DIRECTION.
Output all the data exactly. Pictures do not belong in the copy.

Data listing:
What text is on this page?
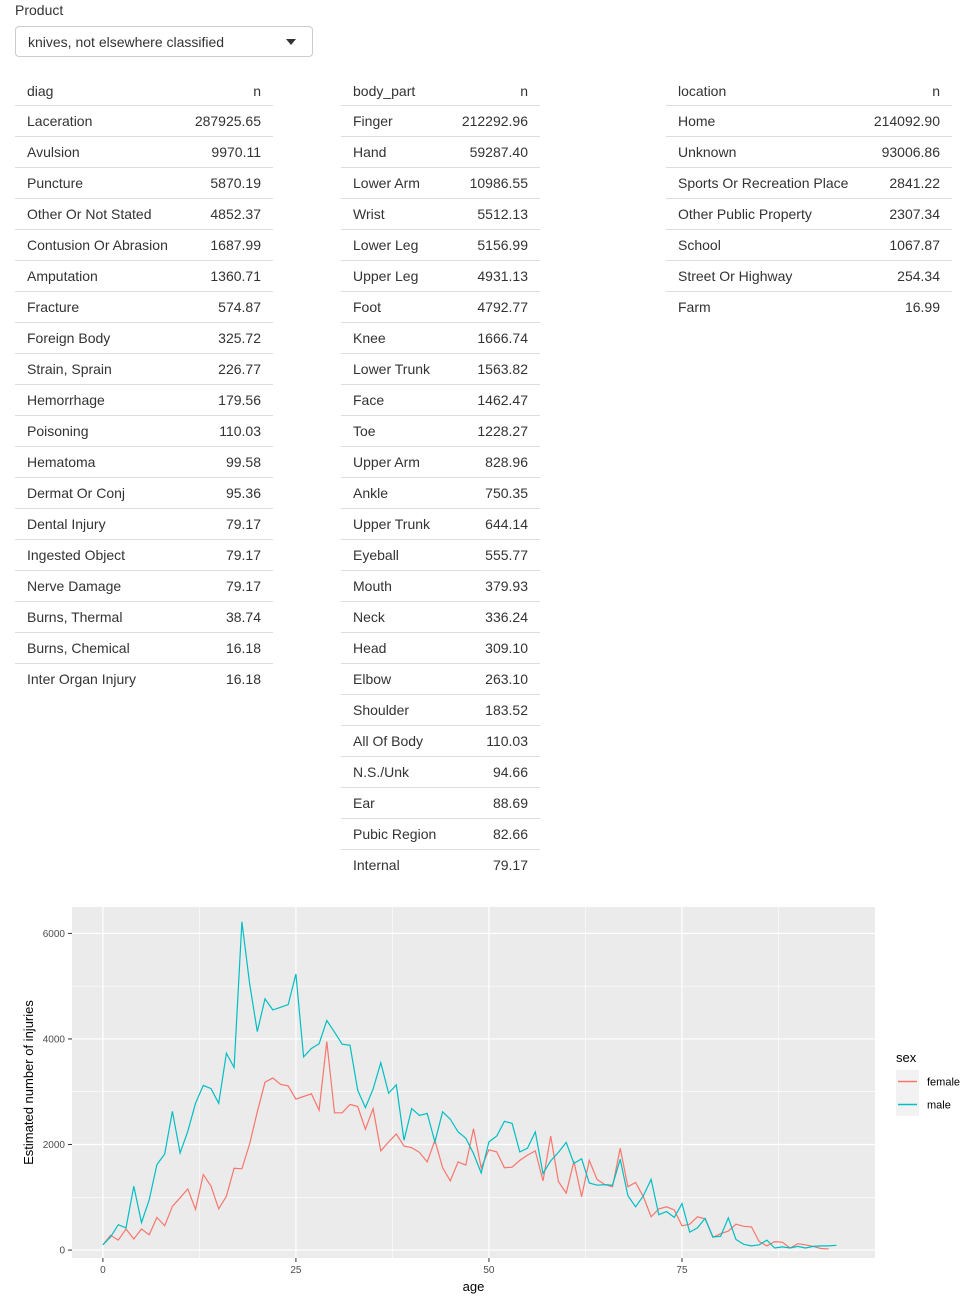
Product
knives, not elsewhere classified
diag	n
Laceration	287925.65
Avulsion	9970.11
Puncture	5870.19
Other Or Not Stated	4852.37
Contusion Or Abrasion	1687.99
Amputation	1360.71
Fracture	574.87
Foreign Body	325.72
Strain, Sprain	226.77
Hemorrhage	179.56
Poisoning	110.03
Hematoma	99.58
Dermat Or Conj	95.36
Dental Injury	79.17
Ingested Object	79.17
Nerve Damage	79.17
Burns, Thermal	38.74
Burns, Chemical	16.18
Inter Organ Injury	16.18
body_part	n
Finger	212292.96
Hand	59287.40
Lower Arm	10986.55
Wrist	5512.13
Lower Leg	5156.99
Upper Leg	4931.13
Foot	4792.77
Knee	1666.74
Lower Trunk	1563.82
Face	1462.47
Toe	1228.27
Upper Arm	828.96
Ankle	750.35
Upper Trunk	644.14
Eyeball	555.77
Mouth	379.93
Neck	336.24
Head	309.10
Elbow	263.10
Shoulder	183.52
All Of Body	110.03
N.S./Unk	94.66
Ear	88.69
Pubic Region	82.66
Internal	79.17
location	n
Home	214092.90
Unknown	93006.86
Sports Or Recreation Place	2841.22
Other Public Property	2307.34
School	1067.87
Street Or Highway	254.34
Farm	16.99
0	25	50	75
0
2000
4000
6000
age
Estimated number of injuries	sex
female
male
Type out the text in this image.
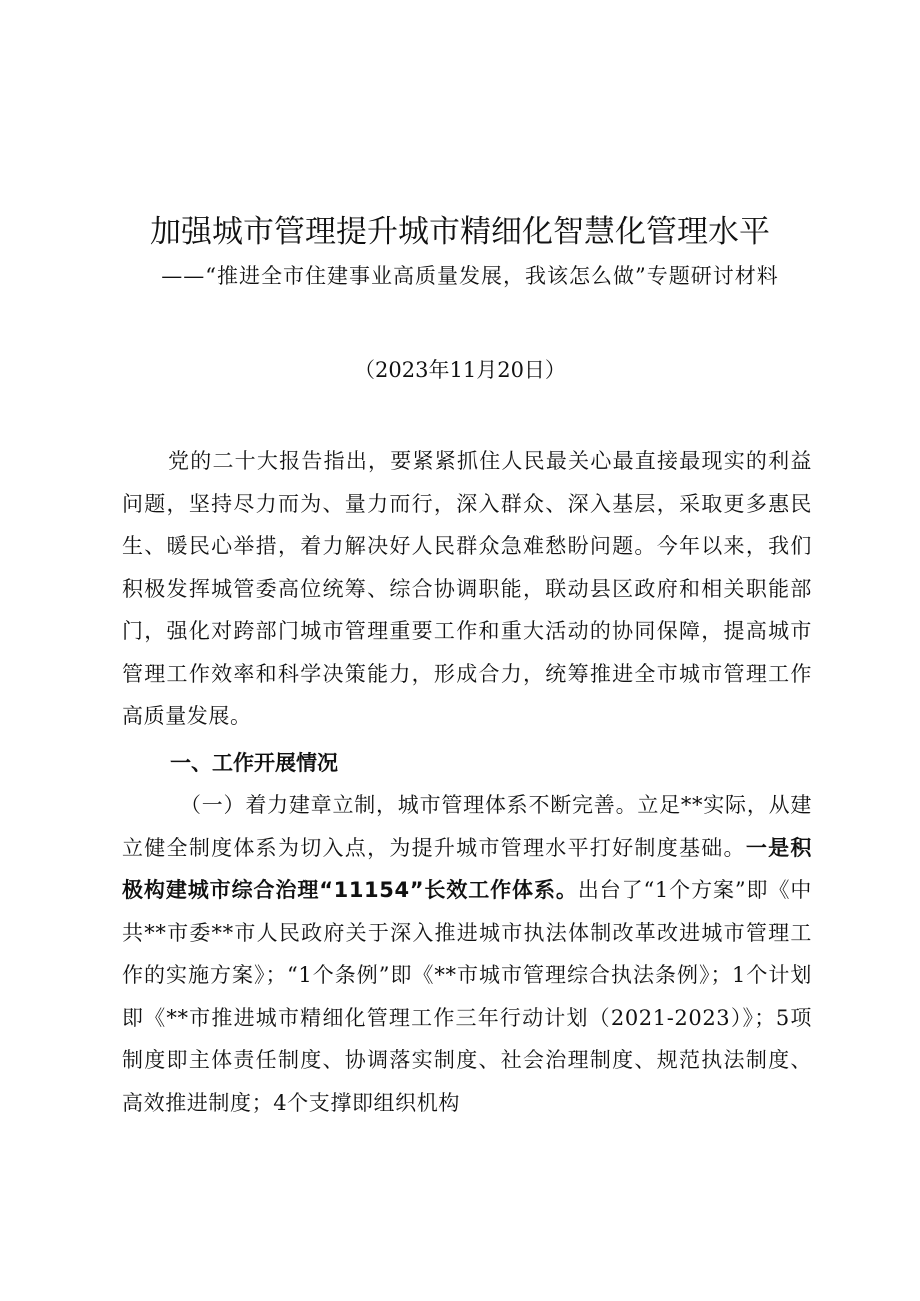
加强城市管理提升城市精细化智慧化管理水平

——“推进全市住建事业高质量发展，我该怎么做”专题研讨材料

（2023年11月20日）

党的二十大报告指出，要紧紧抓住人民最关心最直接最现实的利益问题，坚持尽力而为、量力而行，深入群众、深入基层，采取更多惠民生、暖民心举措，着力解决好人民群众急难愁盼问题。今年以来，我们积极发挥城管委高位统筹、综合协调职能，联动县区政府和相关职能部门，强化对跨部门城市管理重要工作和重大活动的协同保障，提高城市管理工作效率和科学决策能力，形成合力，统筹推进全市城市管理工作高质量发展。

一、工作开展情况

（一）着力建章立制，城市管理体系不断完善。立足**实际，从建立健全制度体系为切入点，为提升城市管理水平打好制度基础。一是积极构建城市综合治理“11154”长效工作体系。出台了“1个方案”即《中共**市委**市人民政府关于深入推进城市执法体制改革改进城市管理工作的实施方案》；“1个条例”即《**市城市管理综合执法条例》；1个计划即《**市推进城市精细化管理工作三年行动计划（2021-2023）》；5项制度即主体责任制度、协调落实制度、社会治理制度、规范执法制度、高效推进制度；4个支撑即组织机构
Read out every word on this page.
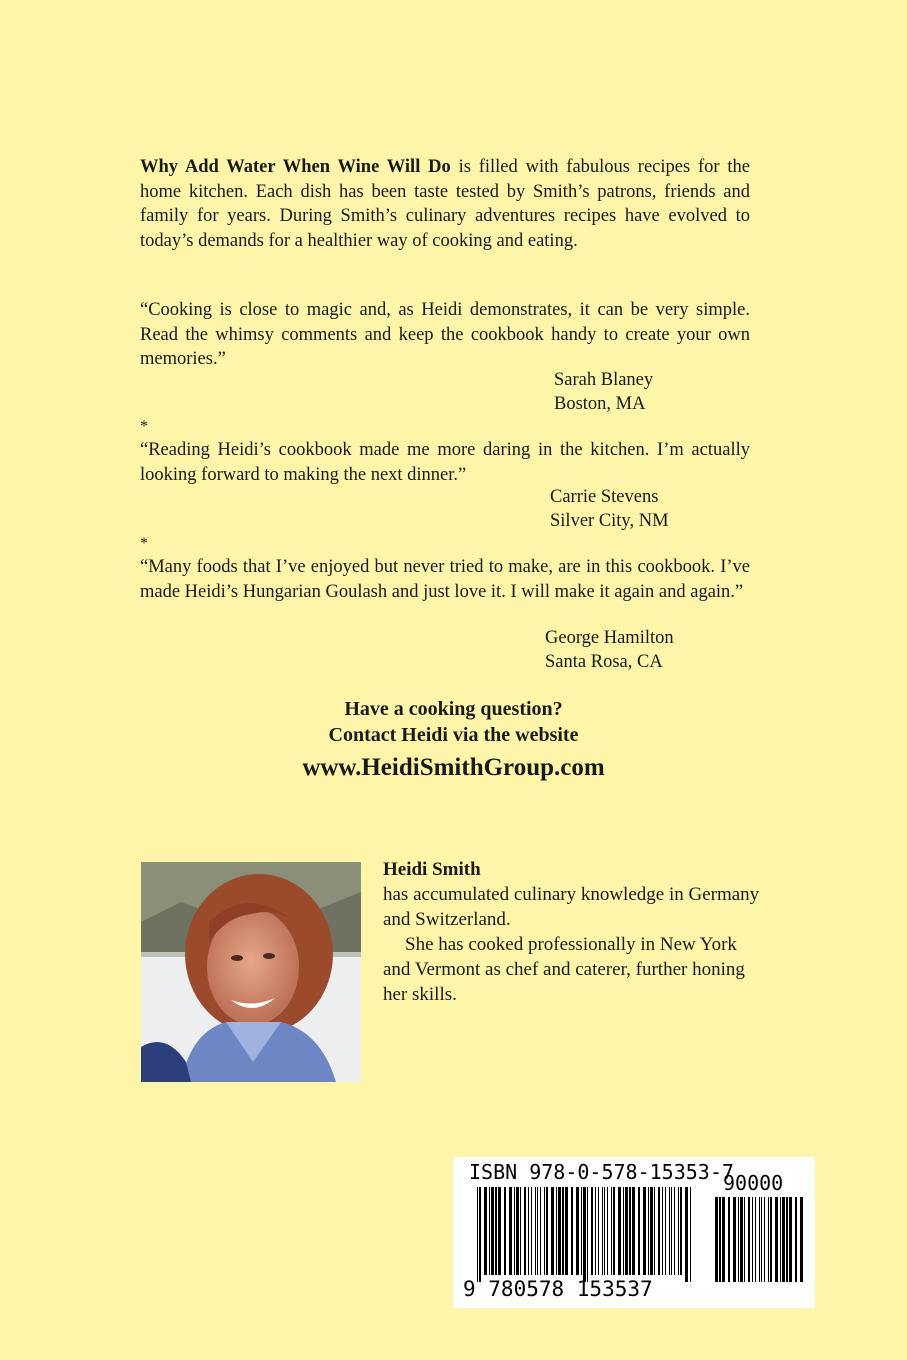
Why Add Water When Wine Will Do is filled with fabulous recipes for the home kitchen. Each dish has been taste tested by Smith’s patrons, friends and family for years. During Smith’s culinary adventures recipes have evolved to today’s demands for a healthier way of cooking and eating.
“Cooking is close to magic and, as Heidi demonstrates, it can be very simple. Read the whimsy comments and keep the cookbook handy to create your own memories.”
Sarah Blaney
Boston, MA
*
“Reading Heidi’s cookbook made me more daring in the kitchen. I’m actually looking forward to making the next dinner.”
Carrie Stevens
Silver City, NM
*
“Many foods that I’ve enjoyed but never tried to make, are in this cookbook. I’ve made Heidi’s Hungarian Goulash and just love it. I will make it again and again.”
George Hamilton
Santa Rosa, CA
Have a cooking question?
Contact Heidi via the website
www.HeidiSmithGroup.com
Heidi Smith
has accumulated culinary knowledge in Germany and Switzerland.
She has cooked professionally in New York and Vermont as chef and caterer, further honing her skills.
ISBN 978-0-578-15353-7
90000
9 780578 153537
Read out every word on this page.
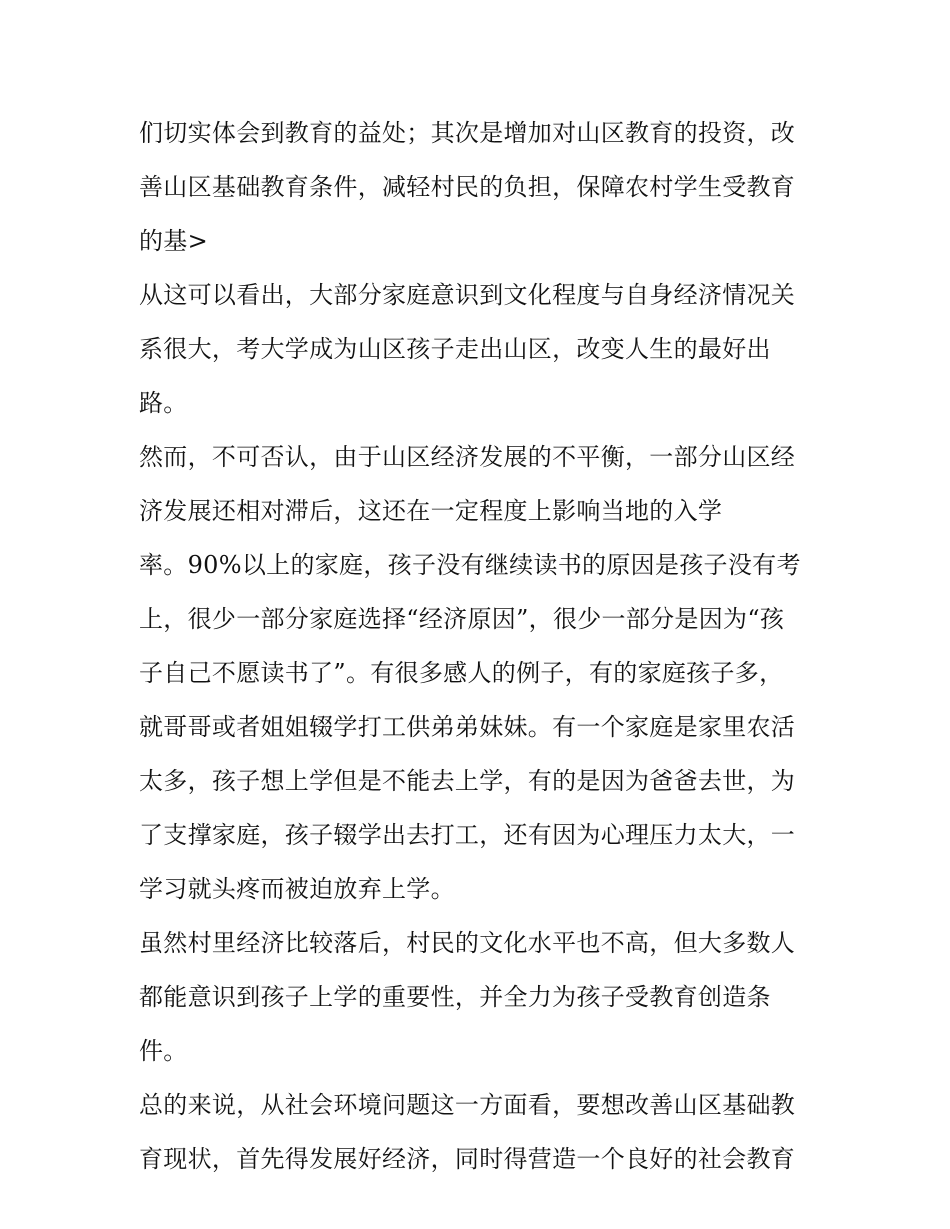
们切实体会到教育的益处；其次是增加对山区教育的投资，改
善山区基础教育条件，减轻村民的负担，保障农村学生受教育
的基>
从这可以看出，大部分家庭意识到文化程度与自身经济情况关
系很大，考大学成为山区孩子走出山区，改变人生的最好出
路。
然而，不可否认，由于山区经济发展的不平衡，一部分山区经
济发展还相对滞后，这还在一定程度上影响当地的入学
率。90%以上的家庭，孩子没有继续读书的原因是孩子没有考
上，很少一部分家庭选择“经济原因”，很少一部分是因为“孩
子自己不愿读书了”。有很多感人的例子，有的家庭孩子多，
就哥哥或者姐姐辍学打工供弟弟妹妹。有一个家庭是家里农活
太多，孩子想上学但是不能去上学，有的是因为爸爸去世，为
了支撑家庭，孩子辍学出去打工，还有因为心理压力太大，一
学习就头疼而被迫放弃上学。
虽然村里经济比较落后，村民的文化水平也不高，但大多数人
都能意识到孩子上学的重要性，并全力为孩子受教育创造条
件。
总的来说，从社会环境问题这一方面看，要想改善山区基础教
育现状，首先得发展好经济，同时得营造一个良好的社会教育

SOLUTION TO THE PROBLEM.
What text is on this page?
Product
knives, not elsewhere classified
diag	n
Laceration	287925.65
Avulsion	9970.11
Puncture	5870.19
Other Or Not Stated	4852.37
Contusion Or Abrasion	1687.99
Amputation	1360.71
Fracture	574.87
Foreign Body	325.72
Strain, Sprain	226.77
Hemorrhage	179.56
Poisoning	110.03
Hematoma	99.58
Dermat Or Conj	95.36
Dental Injury	79.17
Ingested Object	79.17
Nerve Damage	79.17
Burns, Thermal	38.74
Burns, Chemical	16.18
Inter Organ Injury	16.18
body_part	n
Finger	212292.96
Hand	59287.40
Lower Arm	10986.55
Wrist	5512.13
Lower Leg	5156.99
Upper Leg	4931.13
Foot	4792.77
Knee	1666.74
Lower Trunk	1563.82
Face	1462.47
Toe	1228.27
Upper Arm	828.96
Ankle	750.35
Upper Trunk	644.14
Eyeball	555.77
Mouth	379.93
Neck	336.24
Head	309.10
Elbow	263.10
Shoulder	183.52
All Of Body	110.03
N.S./Unk	94.66
Ear	88.69
Pubic Region	82.66
Internal	79.17
location	n
Home	214092.90
Unknown	93006.86
Sports Or Recreation Place	2841.22
Other Public Property	2307.34
School	1067.87
Street Or Highway	254.34
Farm	16.99
0	25	50	75
0
2000
4000
6000
age
Estimated number of injuries	sex
female
male
Type out the text in this image.
加强城市管理提升城市精细化智慧化管理水平

——“推进全市住建事业高质量发展，我该怎么做”专题研讨材料

（2023年11月20日）

党的二十大报告指出，要紧紧抓住人民最关心最直接最现实的利益问题，坚持尽力而为、量力而行，深入群众、深入基层，采取更多惠民生、暖民心举措，着力解决好人民群众急难愁盼问题。今年以来，我们积极发挥城管委高位统筹、综合协调职能，联动县区政府和相关职能部门，强化对跨部门城市管理重要工作和重大活动的协同保障，提高城市管理工作效率和科学决策能力，形成合力，统筹推进全市城市管理工作高质量发展。

一、工作开展情况

（一）着力建章立制，城市管理体系不断完善。立足**实际，从建立健全制度体系为切入点，为提升城市管理水平打好制度基础。一是积极构建城市综合治理“11154”长效工作体系。出台了“1个方案”即《中共**市委**市人民政府关于深入推进城市执法体制改革改进城市管理工作的实施方案》；“1个条例”即《**市城市管理综合执法条例》；1个计划即《**市推进城市精细化管理工作三年行动计划（2021-2023）》；5项制度即主体责任制度、协调落实制度、社会治理制度、规范执法制度、高效推进制度；4个支撑即组织机构
Read out every word on this page.
Why Add Water When Wine Will Do is filled with fabulous recipes for the home kitchen. Each dish has been taste tested by Smith’s patrons, friends and family for years. During Smith’s culinary adventures recipes have evolved to today’s demands for a healthier way of cooking and eating.
“Cooking is close to magic and, as Heidi demonstrates, it can be very simple. Read the whimsy comments and keep the cookbook handy to create your own memories.”
Sarah Blaney
Boston, MA
*
“Reading Heidi’s cookbook made me more daring in the kitchen. I’m actually looking forward to making the next dinner.”
Carrie Stevens
Silver City, NM
*
“Many foods that I’ve enjoyed but never tried to make, are in this cookbook. I’ve made Heidi’s Hungarian Goulash and just love it. I will make it again and again.”
George Hamilton
Santa Rosa, CA
Have a cooking question?
Contact Heidi via the website
www.HeidiSmithGroup.com
Heidi Smith
has accumulated culinary knowledge in Germany and Switzerland.
She has cooked professionally in New York and Vermont as chef and caterer, further honing her skills.
ISBN 978-0-578-15353-7
90000
9 780578 153537
Read out every word on this page.
们切实体会到教育的益处；其次是增加对山区教育的投资，改
善山区基础教育条件，减轻村民的负担，保障农村学生受教育
的基>
从这可以看出，大部分家庭意识到文化程度与自身经济情况关
系很大，考大学成为山区孩子走出山区，改变人生的最好出
路。
然而，不可否认，由于山区经济发展的不平衡，一部分山区经
济发展还相对滞后，这还在一定程度上影响当地的入学
率。90%以上的家庭，孩子没有继续读书的原因是孩子没有考
上，很少一部分家庭选择“经济原因”，很少一部分是因为“孩
子自己不愿读书了”。有很多感人的例子，有的家庭孩子多，
就哥哥或者姐姐辍学打工供弟弟妹妹。有一个家庭是家里农活
太多，孩子想上学但是不能去上学，有的是因为爸爸去世，为
了支撑家庭，孩子辍学出去打工，还有因为心理压力太大，一
学习就头疼而被迫放弃上学。
虽然村里经济比较落后，村民的文化水平也不高，但大多数人
都能意识到孩子上学的重要性，并全力为孩子受教育创造条
件。
总的来说，从社会环境问题这一方面看，要想改善山区基础教
育现状，首先得发展好经济，同时得营造一个良好的社会教育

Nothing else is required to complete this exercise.